• Objective: Reproduce the listing below in full and without alteration, apart from its pictures.

──────── Records for processing ────────

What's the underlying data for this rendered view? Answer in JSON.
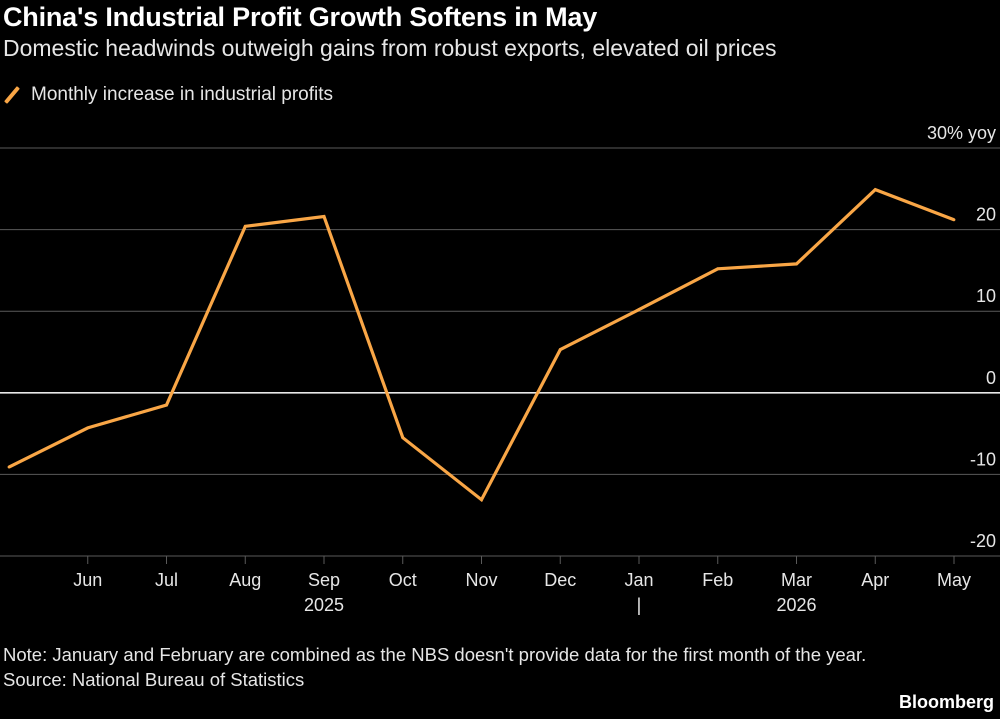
{
  "header": {
    "title": "China's Industrial Profit Growth Softens in May",
    "subtitle": "Domestic headwinds outweigh gains from robust exports, elevated oil prices"
  },
  "footer": {
    "note": "Note: January and February are combined as the NBS doesn't provide data for the first month of the year.",
    "source": "Source: National Bureau of Statistics",
    "brand": "Bloomberg"
  },
  "colors": {
    "line": "#f9a646",
    "grid": "#5a5a5a",
    "zero_line": "#e8e8e8",
    "text": "#e6e6e6",
    "background": "#000000"
  },
  "chart_data": {
    "type": "line",
    "title": "China's Industrial Profit Growth Softens in May",
    "subtitle": "Domestic headwinds outweigh gains from robust exports, elevated oil prices",
    "x": [
      "May 2025",
      "Jun 2025",
      "Jul 2025",
      "Aug 2025",
      "Sep 2025",
      "Oct 2025",
      "Nov 2025",
      "Dec 2025",
      "Jan 2026",
      "Feb 2026",
      "Mar 2026",
      "Apr 2026",
      "May 2026"
    ],
    "x_tick_labels": [
      "",
      "Jun",
      "Jul",
      "Aug",
      "Sep",
      "Oct",
      "Nov",
      "Dec",
      "Jan",
      "Feb",
      "Mar",
      "Apr",
      "May"
    ],
    "year_labels": [
      {
        "label": "2025",
        "at": "Sep 2025"
      },
      {
        "label": "2026",
        "at": "Mar 2026"
      }
    ],
    "year_divider_at": "Jan 2026",
    "year_divider_label": "|",
    "series": [
      {
        "name": "Monthly increase in industrial profits",
        "values": [
          -9.1,
          -4.3,
          -1.5,
          20.4,
          21.6,
          -5.5,
          -13.1,
          5.3,
          10.2,
          15.2,
          15.8,
          24.9,
          21.2
        ]
      }
    ],
    "ylim": [
      -20,
      30
    ],
    "yticks": [
      -20,
      -10,
      0,
      10,
      20,
      30
    ],
    "ytick_labels": [
      "-20",
      "-10",
      "0",
      "10",
      "20",
      "30% yoy"
    ],
    "xlabel": "",
    "ylabel": "",
    "grid": true,
    "legend": "top-left"
  }
}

────────

• Exercise response:
What's the underlying data for this rendered view? Answer in JSON.
{
  "header": {
    "title": "China's Industrial Profit Growth Softens in May",
    "subtitle": "Domestic headwinds outweigh gains from robust exports, elevated oil prices"
  },
  "footer": {
    "note": "Note: January and February are combined as the NBS doesn't provide data for the first month of the year.",
    "source": "Source: National Bureau of Statistics",
    "brand": "Bloomberg"
  },
  "colors": {
    "line": "#f9a646",
    "grid": "#5a5a5a",
    "zero_line": "#e8e8e8",
    "text": "#e6e6e6",
    "background": "#000000"
  },
  "chart_data": {
    "type": "line",
    "title": "China's Industrial Profit Growth Softens in May",
    "subtitle": "Domestic headwinds outweigh gains from robust exports, elevated oil prices",
    "x": [
      "May 2025",
      "Jun 2025",
      "Jul 2025",
      "Aug 2025",
      "Sep 2025",
      "Oct 2025",
      "Nov 2025",
      "Dec 2025",
      "Jan 2026",
      "Feb 2026",
      "Mar 2026",
      "Apr 2026",
      "May 2026"
    ],
    "x_tick_labels": [
      "",
      "Jun",
      "Jul",
      "Aug",
      "Sep",
      "Oct",
      "Nov",
      "Dec",
      "Jan",
      "Feb",
      "Mar",
      "Apr",
      "May"
    ],
    "year_labels": [
      {
        "label": "2025",
        "at": "Sep 2025"
      },
      {
        "label": "2026",
        "at": "Mar 2026"
      }
    ],
    "year_divider_at": "Jan 2026",
    "year_divider_label": "|",
    "series": [
      {
        "name": "Monthly increase in industrial profits",
        "values": [
          -9.1,
          -4.3,
          -1.5,
          20.4,
          21.6,
          -5.5,
          -13.1,
          5.3,
          10.2,
          15.2,
          15.8,
          24.9,
          21.2
        ]
      }
    ],
    "ylim": [
      -20,
      30
    ],
    "yticks": [
      -20,
      -10,
      0,
      10,
      20,
      30
    ],
    "ytick_labels": [
      "-20",
      "-10",
      "0",
      "10",
      "20",
      "30% yoy"
    ],
    "xlabel": "",
    "ylabel": "",
    "grid": true,
    "legend": "top-left"
  }
}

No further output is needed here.